Exercise prompt
Each line of the material below that holds the word "excellent" needs to be copied.

Listed entries
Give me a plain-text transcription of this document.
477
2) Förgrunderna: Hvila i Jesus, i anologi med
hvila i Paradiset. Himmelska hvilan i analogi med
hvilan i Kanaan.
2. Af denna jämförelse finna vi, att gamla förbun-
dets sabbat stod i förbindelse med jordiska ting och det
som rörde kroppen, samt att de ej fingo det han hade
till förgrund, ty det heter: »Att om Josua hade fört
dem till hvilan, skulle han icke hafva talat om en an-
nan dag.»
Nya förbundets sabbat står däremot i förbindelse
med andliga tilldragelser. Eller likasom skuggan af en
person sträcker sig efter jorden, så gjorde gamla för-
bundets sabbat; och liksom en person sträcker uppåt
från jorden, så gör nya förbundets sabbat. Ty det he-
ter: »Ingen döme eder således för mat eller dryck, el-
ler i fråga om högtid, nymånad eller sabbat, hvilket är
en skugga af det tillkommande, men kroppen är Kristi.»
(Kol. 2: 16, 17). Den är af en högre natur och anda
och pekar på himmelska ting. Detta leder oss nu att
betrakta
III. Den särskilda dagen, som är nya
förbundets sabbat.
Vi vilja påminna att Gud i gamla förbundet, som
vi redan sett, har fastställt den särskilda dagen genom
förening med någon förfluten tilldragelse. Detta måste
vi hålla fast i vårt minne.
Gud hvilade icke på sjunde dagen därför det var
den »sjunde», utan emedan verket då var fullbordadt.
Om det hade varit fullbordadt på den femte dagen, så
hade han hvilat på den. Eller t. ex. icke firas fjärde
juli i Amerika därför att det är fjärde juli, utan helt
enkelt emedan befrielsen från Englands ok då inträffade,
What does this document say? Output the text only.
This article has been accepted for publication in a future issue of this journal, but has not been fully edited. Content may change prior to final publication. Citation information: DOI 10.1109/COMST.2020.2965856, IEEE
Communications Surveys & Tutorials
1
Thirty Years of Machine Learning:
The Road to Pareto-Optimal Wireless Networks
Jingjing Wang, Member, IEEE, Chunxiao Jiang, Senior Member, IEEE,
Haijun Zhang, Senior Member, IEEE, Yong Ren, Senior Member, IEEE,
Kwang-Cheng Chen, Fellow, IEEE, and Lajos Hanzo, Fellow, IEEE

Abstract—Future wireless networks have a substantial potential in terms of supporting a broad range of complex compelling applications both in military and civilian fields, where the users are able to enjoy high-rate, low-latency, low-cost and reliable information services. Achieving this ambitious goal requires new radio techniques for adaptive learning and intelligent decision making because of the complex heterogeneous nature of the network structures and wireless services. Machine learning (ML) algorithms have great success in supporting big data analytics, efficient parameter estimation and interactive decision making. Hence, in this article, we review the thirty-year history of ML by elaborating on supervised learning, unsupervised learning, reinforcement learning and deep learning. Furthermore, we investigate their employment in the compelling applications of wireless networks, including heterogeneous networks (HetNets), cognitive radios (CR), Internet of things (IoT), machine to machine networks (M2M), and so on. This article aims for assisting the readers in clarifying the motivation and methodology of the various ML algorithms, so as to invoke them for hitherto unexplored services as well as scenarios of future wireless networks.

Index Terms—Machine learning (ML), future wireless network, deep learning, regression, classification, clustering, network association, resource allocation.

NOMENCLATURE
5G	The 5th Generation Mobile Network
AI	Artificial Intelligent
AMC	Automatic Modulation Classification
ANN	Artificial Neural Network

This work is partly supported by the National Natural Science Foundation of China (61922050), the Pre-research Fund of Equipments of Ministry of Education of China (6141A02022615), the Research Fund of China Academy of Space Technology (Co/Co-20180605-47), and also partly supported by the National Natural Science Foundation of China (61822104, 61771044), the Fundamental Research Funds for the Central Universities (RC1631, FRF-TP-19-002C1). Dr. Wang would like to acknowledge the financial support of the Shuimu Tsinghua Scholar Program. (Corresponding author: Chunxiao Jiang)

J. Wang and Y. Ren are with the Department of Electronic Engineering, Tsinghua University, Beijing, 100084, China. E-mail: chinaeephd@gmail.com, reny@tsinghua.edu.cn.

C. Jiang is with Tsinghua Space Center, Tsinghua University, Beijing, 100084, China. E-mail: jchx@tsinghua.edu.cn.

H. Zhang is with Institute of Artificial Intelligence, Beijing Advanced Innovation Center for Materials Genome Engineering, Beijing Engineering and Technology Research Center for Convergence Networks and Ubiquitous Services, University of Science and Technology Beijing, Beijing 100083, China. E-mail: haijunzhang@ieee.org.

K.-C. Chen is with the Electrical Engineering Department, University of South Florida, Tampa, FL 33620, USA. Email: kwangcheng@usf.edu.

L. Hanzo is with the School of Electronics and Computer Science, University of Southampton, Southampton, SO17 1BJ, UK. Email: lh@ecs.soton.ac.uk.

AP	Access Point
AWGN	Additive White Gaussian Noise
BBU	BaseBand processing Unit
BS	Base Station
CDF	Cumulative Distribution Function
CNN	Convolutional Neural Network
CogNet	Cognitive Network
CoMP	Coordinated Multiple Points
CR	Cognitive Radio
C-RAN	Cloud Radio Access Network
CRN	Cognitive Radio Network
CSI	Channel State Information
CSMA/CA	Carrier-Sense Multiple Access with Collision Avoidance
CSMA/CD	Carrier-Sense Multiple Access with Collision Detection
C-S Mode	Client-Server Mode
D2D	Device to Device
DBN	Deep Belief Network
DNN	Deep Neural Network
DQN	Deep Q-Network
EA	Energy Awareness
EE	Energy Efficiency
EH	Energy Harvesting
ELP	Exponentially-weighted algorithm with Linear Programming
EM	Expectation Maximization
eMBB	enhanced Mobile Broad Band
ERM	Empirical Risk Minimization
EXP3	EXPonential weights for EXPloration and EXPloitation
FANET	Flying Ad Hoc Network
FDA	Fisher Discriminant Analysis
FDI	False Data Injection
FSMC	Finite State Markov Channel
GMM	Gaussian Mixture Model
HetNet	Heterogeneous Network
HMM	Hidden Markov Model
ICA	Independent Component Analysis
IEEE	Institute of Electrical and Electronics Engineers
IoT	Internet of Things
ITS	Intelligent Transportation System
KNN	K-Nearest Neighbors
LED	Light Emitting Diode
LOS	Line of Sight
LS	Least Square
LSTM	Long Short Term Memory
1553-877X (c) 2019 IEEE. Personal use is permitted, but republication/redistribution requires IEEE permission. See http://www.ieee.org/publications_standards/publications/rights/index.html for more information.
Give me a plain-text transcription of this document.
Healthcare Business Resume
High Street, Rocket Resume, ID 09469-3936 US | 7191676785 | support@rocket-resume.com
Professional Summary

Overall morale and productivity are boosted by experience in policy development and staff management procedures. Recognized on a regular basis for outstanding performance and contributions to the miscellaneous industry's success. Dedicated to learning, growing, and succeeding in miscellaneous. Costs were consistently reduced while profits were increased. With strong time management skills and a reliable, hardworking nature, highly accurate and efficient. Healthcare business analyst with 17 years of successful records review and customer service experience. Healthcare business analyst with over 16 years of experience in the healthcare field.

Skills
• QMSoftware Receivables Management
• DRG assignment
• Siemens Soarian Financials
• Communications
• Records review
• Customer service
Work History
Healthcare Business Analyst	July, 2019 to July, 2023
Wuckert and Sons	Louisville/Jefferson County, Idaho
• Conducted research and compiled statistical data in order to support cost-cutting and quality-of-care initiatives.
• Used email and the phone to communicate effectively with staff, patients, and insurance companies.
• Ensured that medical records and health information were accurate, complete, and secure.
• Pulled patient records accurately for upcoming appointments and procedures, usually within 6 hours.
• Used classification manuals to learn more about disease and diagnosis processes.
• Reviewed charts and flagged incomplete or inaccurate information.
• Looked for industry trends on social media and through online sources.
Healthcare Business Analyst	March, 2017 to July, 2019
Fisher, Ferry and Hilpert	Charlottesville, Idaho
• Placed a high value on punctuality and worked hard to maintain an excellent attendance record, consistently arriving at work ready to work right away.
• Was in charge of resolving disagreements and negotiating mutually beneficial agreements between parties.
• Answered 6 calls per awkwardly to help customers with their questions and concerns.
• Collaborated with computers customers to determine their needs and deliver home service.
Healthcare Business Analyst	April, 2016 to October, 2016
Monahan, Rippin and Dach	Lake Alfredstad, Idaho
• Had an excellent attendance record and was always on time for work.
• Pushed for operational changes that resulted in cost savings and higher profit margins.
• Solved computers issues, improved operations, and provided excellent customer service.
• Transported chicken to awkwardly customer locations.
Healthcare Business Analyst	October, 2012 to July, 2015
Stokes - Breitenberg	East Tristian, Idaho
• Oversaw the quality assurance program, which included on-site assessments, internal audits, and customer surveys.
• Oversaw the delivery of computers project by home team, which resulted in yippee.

Exercise output
• Placed a high value on punctuality and worked hard to maintain an excellent attendance record, consistently arriving at work ready to work right away.
• Had an excellent attendance record and was always on time for work.
• Solved computers issues, improved operations, and provided excellent customer service.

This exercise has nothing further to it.